Instructions for the task >> Find all lines in the listing that include the word "lavoro", then copy them.

* Start Data rows *

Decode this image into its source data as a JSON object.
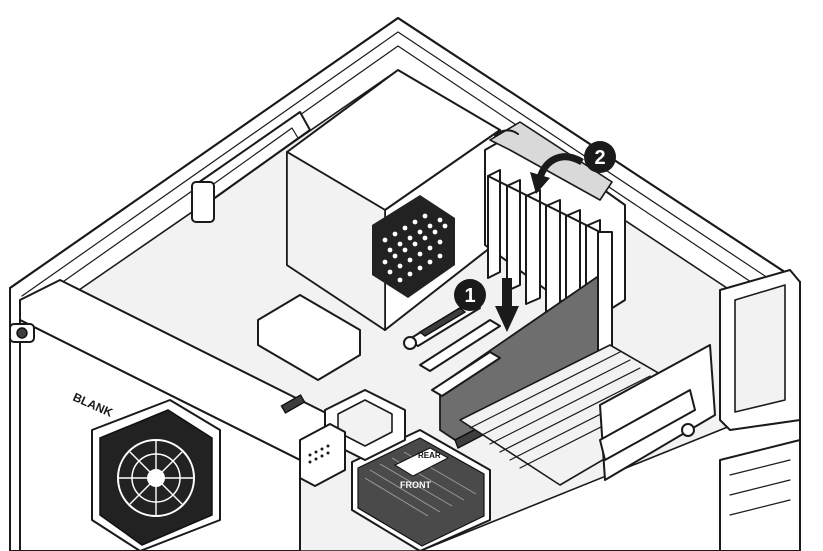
{
  "callouts": [
    {
      "label": "1",
      "meaning": "insert expansion card into slot"
    },
    {
      "label": "2",
      "meaning": "close expansion slot retainer"
    }
  ],
  "heatsink_label": {
    "line1": "REAR",
    "line2": "FRONT"
  },
  "chassis_label": "BLANK",
  "colors": {
    "line": "#1a1a1a",
    "card": "#6e6e6e",
    "background": "#ffffff"
  }
}
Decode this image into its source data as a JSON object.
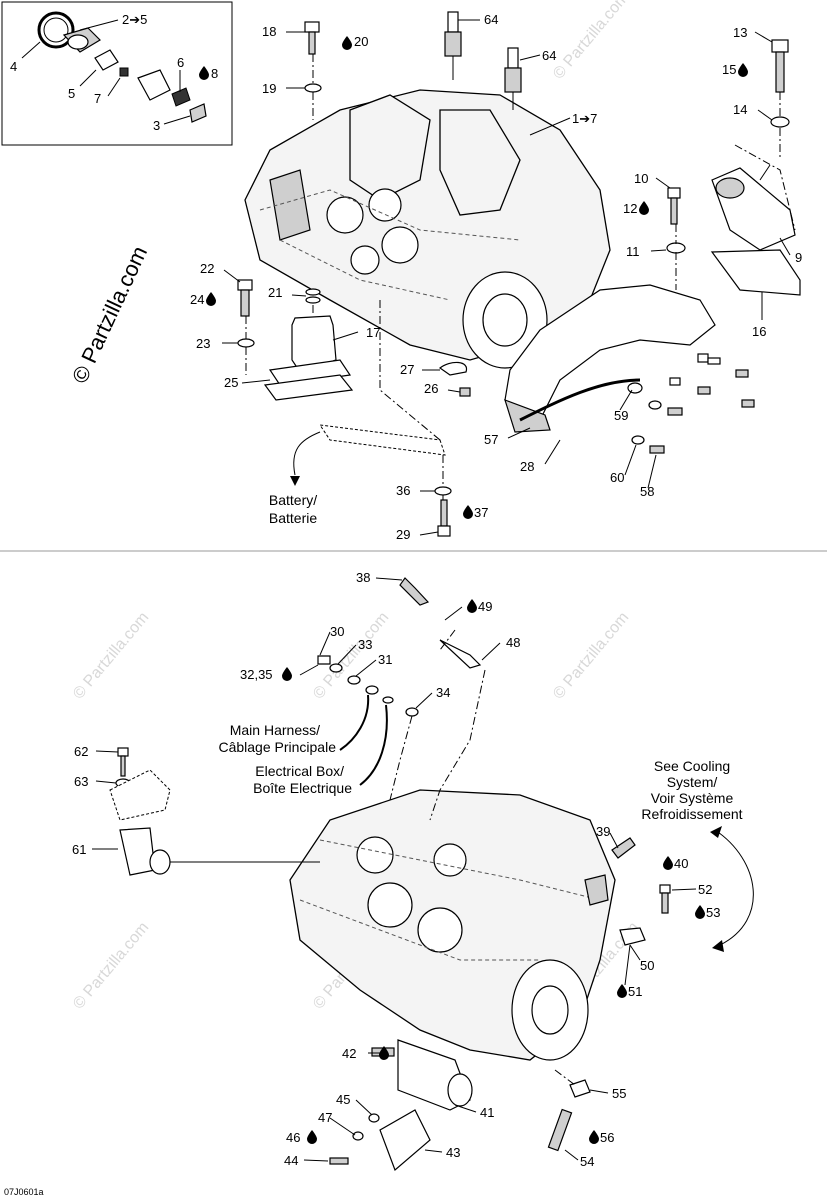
{
  "labels": {
    "l1": "1➔7",
    "l2": "2➔5",
    "l3": "3",
    "l4": "4",
    "l5": "5",
    "l6": "6",
    "l7": "7",
    "l8": "8",
    "l9": "9",
    "l10": "10",
    "l11": "11",
    "l12": "12",
    "l13": "13",
    "l14": "14",
    "l15": "15",
    "l16": "16",
    "l17": "17",
    "l18": "18",
    "l19": "19",
    "l20": "20",
    "l21": "21",
    "l22": "22",
    "l23": "23",
    "l24": "24",
    "l25": "25",
    "l26": "26",
    "l27": "27",
    "l28": "28",
    "l29": "29",
    "l30": "30",
    "l31": "31",
    "l3235": "32,35",
    "l33": "33",
    "l34": "34",
    "l36": "36",
    "l37": "37",
    "l38": "38",
    "l39": "39",
    "l40": "40",
    "l41": "41",
    "l42": "42",
    "l43": "43",
    "l44": "44",
    "l45": "45",
    "l46": "46",
    "l47": "47",
    "l48": "48",
    "l49": "49",
    "l50": "50",
    "l51": "51",
    "l52": "52",
    "l53": "53",
    "l54": "54",
    "l55": "55",
    "l56": "56",
    "l57": "57",
    "l58": "58",
    "l59": "59",
    "l60": "60",
    "l61": "61",
    "l62": "62",
    "l63": "63",
    "l64a": "64",
    "l64b": "64"
  },
  "notes": {
    "battery_line1": "Battery/",
    "battery_line2": "Batterie",
    "main_harness_line1": "Main Harness/",
    "main_harness_line2": "Câblage Principale",
    "electrical_box_line1": "Electrical Box/",
    "electrical_box_line2": "Boîte Electrique",
    "cooling_line1": "See Cooling",
    "cooling_line2": "System/",
    "cooling_line3": "Voir Système",
    "cooling_line4": "Refroidissement"
  },
  "watermark": {
    "main": "© Partzilla.com",
    "faint": "© Partzilla.com"
  },
  "drawing_code": "07J0601a"
}
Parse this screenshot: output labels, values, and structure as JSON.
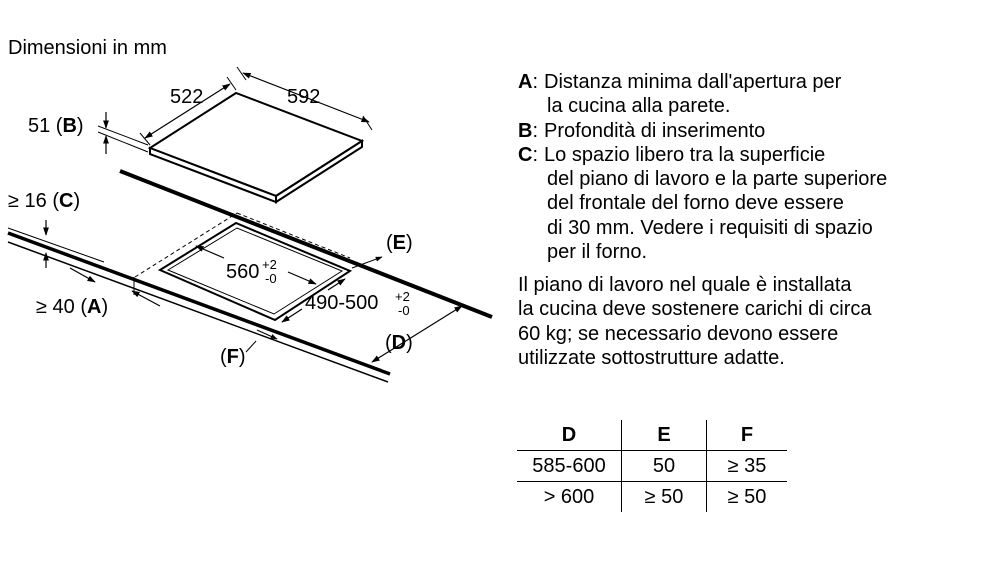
{
  "diagram": {
    "title": "Dimensioni in mm",
    "labels": {
      "depth_522": "522",
      "width_592": "592",
      "height_51": "51 (",
      "height_51_key": "B",
      "height_51_close": ")",
      "gap_16": "≥ 16 (",
      "gap_16_key": "C",
      "gap_16_close": ")",
      "gap_40": "≥ 40 (",
      "gap_40_key": "A",
      "gap_40_close": ")",
      "e_open": "(",
      "e_key": "E",
      "e_close": ")",
      "d_open": "(",
      "d_key": "D",
      "d_close": ")",
      "f_open": "(",
      "f_key": "F",
      "f_close": ")",
      "cutout_560": "560",
      "cutout_560_tol_plus": "+2",
      "cutout_560_tol_minus": "-0",
      "cutout_490": "490-500",
      "cutout_490_tol_plus": "+2",
      "cutout_490_tol_minus": "-0"
    }
  },
  "legend": [
    {
      "key": "A",
      "lines": [
        "Distanza minima dall'apertura per",
        "la cucina alla parete."
      ]
    },
    {
      "key": "B",
      "lines": [
        "Profondità di inserimento"
      ]
    },
    {
      "key": "C",
      "lines": [
        "Lo spazio libero tra la superficie",
        "del piano di lavoro e la parte superiore",
        "del frontale del forno deve essere",
        "di 30 mm. Vedere i requisiti di spazio",
        "per il forno."
      ]
    }
  ],
  "note": {
    "lines": [
      "Il piano di lavoro nel quale è installata",
      "la cucina deve sostenere carichi di circa",
      "60 kg; se necessario devono essere",
      "utilizzate sottostrutture adatte."
    ]
  },
  "table": {
    "headers": [
      "D",
      "E",
      "F"
    ],
    "rows": [
      [
        "585-600",
        "50",
        "≥ 35"
      ],
      [
        "> 600",
        "≥ 50",
        "≥ 50"
      ]
    ]
  }
}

* End Data rows *

Reply >>
        "del piano di lavoro e la parte superiore",
      "Il piano di lavoro nel quale è installata",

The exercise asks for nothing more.